_What you are asked to do_
Examine the material below and count the lines that hold the word "this". Report only the number.

_Information provided_
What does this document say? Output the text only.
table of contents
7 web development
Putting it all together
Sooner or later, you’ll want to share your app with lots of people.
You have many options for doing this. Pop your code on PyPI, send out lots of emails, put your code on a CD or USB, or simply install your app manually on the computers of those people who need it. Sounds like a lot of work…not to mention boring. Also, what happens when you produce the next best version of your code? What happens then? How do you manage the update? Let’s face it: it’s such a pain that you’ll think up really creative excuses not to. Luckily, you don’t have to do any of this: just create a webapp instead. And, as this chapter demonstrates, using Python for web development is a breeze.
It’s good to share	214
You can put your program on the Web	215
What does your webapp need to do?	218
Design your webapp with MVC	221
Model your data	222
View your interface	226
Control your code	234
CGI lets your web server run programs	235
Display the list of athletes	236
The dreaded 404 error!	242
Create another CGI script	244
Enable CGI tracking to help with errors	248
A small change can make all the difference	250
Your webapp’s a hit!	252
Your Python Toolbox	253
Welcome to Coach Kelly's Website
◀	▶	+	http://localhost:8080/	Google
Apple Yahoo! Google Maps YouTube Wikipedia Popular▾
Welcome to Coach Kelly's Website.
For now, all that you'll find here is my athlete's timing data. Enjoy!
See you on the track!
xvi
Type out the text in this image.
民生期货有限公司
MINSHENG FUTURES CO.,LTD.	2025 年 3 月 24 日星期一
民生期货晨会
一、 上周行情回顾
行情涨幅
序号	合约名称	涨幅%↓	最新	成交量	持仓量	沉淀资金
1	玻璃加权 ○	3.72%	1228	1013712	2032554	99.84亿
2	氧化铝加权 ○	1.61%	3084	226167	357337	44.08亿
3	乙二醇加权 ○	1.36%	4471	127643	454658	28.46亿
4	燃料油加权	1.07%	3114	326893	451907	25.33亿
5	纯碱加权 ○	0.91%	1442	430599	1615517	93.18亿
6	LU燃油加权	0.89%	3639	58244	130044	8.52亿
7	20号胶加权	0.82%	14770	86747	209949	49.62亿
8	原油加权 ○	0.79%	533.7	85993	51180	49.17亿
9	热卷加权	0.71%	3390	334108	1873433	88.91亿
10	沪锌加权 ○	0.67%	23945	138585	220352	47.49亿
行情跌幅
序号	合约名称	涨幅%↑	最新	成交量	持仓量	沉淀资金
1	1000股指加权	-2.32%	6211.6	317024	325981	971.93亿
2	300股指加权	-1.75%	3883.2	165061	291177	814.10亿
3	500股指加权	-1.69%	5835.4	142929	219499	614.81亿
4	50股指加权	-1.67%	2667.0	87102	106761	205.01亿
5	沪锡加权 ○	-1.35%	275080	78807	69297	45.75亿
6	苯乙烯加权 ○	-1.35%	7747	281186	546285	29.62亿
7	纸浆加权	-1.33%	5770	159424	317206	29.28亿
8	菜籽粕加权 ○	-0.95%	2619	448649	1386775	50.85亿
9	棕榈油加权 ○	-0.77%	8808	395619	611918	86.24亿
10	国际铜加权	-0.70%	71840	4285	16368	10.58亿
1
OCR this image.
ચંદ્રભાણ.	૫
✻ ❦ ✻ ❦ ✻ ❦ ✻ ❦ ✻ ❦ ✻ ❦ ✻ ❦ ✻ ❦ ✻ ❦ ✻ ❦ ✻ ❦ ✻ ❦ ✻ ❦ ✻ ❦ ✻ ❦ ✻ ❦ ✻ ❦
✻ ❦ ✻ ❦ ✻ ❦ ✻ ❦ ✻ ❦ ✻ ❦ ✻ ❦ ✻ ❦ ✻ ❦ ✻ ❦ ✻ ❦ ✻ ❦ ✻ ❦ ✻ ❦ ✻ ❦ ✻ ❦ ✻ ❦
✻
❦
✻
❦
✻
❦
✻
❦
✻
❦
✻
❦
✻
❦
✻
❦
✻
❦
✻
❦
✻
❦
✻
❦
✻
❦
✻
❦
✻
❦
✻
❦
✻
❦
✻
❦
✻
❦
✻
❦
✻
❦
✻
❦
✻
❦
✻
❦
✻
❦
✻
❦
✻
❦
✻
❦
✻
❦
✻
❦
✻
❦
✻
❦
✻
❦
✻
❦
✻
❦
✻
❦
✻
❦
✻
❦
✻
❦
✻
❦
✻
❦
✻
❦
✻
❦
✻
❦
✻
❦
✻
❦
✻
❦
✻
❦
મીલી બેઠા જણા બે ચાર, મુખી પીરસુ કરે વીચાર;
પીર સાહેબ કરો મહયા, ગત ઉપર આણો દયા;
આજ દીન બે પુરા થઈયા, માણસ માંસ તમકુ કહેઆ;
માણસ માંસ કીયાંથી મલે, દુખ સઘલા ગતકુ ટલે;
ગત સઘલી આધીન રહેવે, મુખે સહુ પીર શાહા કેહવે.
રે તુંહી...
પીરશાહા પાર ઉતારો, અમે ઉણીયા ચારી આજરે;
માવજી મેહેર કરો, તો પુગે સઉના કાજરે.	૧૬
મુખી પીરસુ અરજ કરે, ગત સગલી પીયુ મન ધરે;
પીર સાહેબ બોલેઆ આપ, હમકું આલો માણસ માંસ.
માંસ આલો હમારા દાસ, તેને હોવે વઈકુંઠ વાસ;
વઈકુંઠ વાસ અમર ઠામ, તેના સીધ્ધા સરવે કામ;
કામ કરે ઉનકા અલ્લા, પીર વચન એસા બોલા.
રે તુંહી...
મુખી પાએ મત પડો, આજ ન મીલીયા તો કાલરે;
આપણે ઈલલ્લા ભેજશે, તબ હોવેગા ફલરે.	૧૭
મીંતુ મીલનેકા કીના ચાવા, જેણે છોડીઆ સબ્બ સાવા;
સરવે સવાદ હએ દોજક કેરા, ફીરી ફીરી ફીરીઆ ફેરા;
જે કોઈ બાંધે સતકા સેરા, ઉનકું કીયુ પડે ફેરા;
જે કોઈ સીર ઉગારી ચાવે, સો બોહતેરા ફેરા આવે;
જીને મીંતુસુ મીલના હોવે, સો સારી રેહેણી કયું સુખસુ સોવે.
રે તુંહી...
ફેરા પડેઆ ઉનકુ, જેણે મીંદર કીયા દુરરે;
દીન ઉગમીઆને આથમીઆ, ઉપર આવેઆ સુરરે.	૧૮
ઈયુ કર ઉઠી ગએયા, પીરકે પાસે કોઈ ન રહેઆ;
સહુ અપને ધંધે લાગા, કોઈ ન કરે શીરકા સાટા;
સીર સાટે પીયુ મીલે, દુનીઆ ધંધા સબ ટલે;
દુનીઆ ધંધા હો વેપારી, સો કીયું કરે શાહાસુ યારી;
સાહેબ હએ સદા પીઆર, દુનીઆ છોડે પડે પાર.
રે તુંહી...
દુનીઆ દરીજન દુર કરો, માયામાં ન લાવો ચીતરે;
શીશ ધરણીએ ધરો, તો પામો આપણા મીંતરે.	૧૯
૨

_Result below_
4